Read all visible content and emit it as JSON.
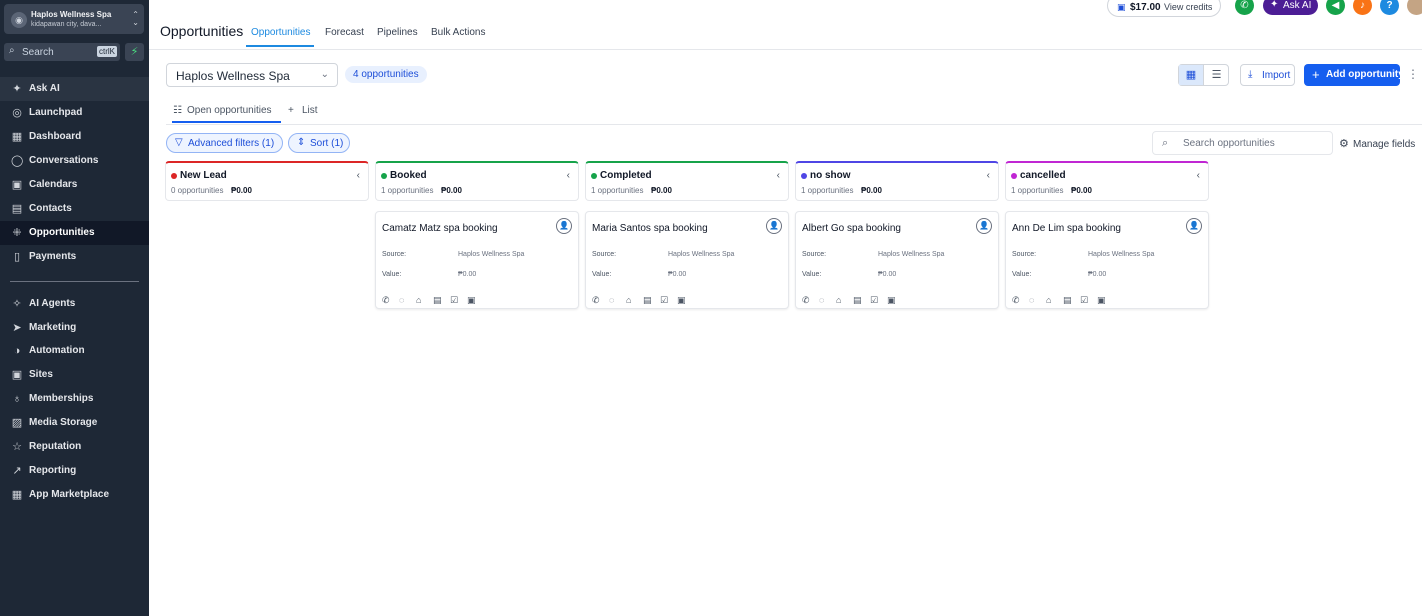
{
  "account": {
    "name": "Haplos Wellness Spa",
    "location": "kidapawan city, dava..."
  },
  "sidebar": {
    "search_placeholder": "Search",
    "search_shortcut": "ctrlK",
    "items": [
      {
        "label": "Ask AI",
        "icon": "sparkle-icon"
      },
      {
        "label": "Launchpad",
        "icon": "rocket-icon"
      },
      {
        "label": "Dashboard",
        "icon": "grid-icon"
      },
      {
        "label": "Conversations",
        "icon": "chat-icon"
      },
      {
        "label": "Calendars",
        "icon": "calendar-icon"
      },
      {
        "label": "Contacts",
        "icon": "contacts-icon"
      },
      {
        "label": "Opportunities",
        "icon": "opportunities-icon"
      },
      {
        "label": "Payments",
        "icon": "payments-icon"
      },
      {
        "label": "AI Agents",
        "icon": "ai-agents-icon"
      },
      {
        "label": "Marketing",
        "icon": "send-icon"
      },
      {
        "label": "Automation",
        "icon": "automation-icon"
      },
      {
        "label": "Sites",
        "icon": "sites-icon"
      },
      {
        "label": "Memberships",
        "icon": "award-icon"
      },
      {
        "label": "Media Storage",
        "icon": "image-icon"
      },
      {
        "label": "Reputation",
        "icon": "star-icon"
      },
      {
        "label": "Reporting",
        "icon": "trend-icon"
      },
      {
        "label": "App Marketplace",
        "icon": "apps-icon"
      }
    ]
  },
  "header": {
    "title": "Opportunities",
    "tabs": [
      "Opportunities",
      "Forecast",
      "Pipelines",
      "Bulk Actions"
    ],
    "credits_amount": "$17.00",
    "credits_label": "View credits",
    "ask_ai": "Ask AI",
    "help": "?"
  },
  "toolbar": {
    "pipeline": "Haplos Wellness Spa",
    "count": "4 opportunities",
    "import": "Import",
    "add": "Add opportunity",
    "subtabs": [
      "Open opportunities",
      "List"
    ],
    "filters": [
      "Advanced filters (1)",
      "Sort (1)"
    ],
    "search_placeholder": "Search opportunities",
    "manage_fields": "Manage fields"
  },
  "colors": {
    "accent": "#155eef",
    "sidebar_bg": "#1e2836",
    "new_lead": "#dc2626",
    "booked": "#16a34a",
    "completed": "#16a34a",
    "no_show": "#4f46e5",
    "cancelled": "#c026d3"
  },
  "columns": [
    {
      "name": "New Lead",
      "count": "0 opportunities",
      "amount": "₱0.00",
      "color": "#dc2626"
    },
    {
      "name": "Booked",
      "count": "1 opportunities",
      "amount": "₱0.00",
      "color": "#16a34a"
    },
    {
      "name": "Completed",
      "count": "1 opportunities",
      "amount": "₱0.00",
      "color": "#16a34a"
    },
    {
      "name": "no show",
      "count": "1 opportunities",
      "amount": "₱0.00",
      "color": "#4f46e5"
    },
    {
      "name": "cancelled",
      "count": "1 opportunities",
      "amount": "₱0.00",
      "color": "#c026d3"
    }
  ],
  "cards": [
    {
      "title": "Camatz Matz spa booking",
      "source_label": "Source:",
      "source": "Haplos Wellness Spa",
      "value_label": "Value:",
      "value": "₱0.00"
    },
    {
      "title": "Maria Santos spa booking",
      "source_label": "Source:",
      "source": "Haplos Wellness Spa",
      "value_label": "Value:",
      "value": "₱0.00"
    },
    {
      "title": "Albert Go spa booking",
      "source_label": "Source:",
      "source": "Haplos Wellness Spa",
      "value_label": "Value:",
      "value": "₱0.00"
    },
    {
      "title": "Ann De Lim spa booking",
      "source_label": "Source:",
      "source": "Haplos Wellness Spa",
      "value_label": "Value:",
      "value": "₱0.00"
    }
  ],
  "card_actions": [
    "phone-icon",
    "message-icon",
    "tag-icon",
    "note-icon",
    "task-icon",
    "appointment-icon"
  ]
}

-------

Above are entries; state the number of lines among them that contain "title", and nothing else.

» **Finished answer**: 5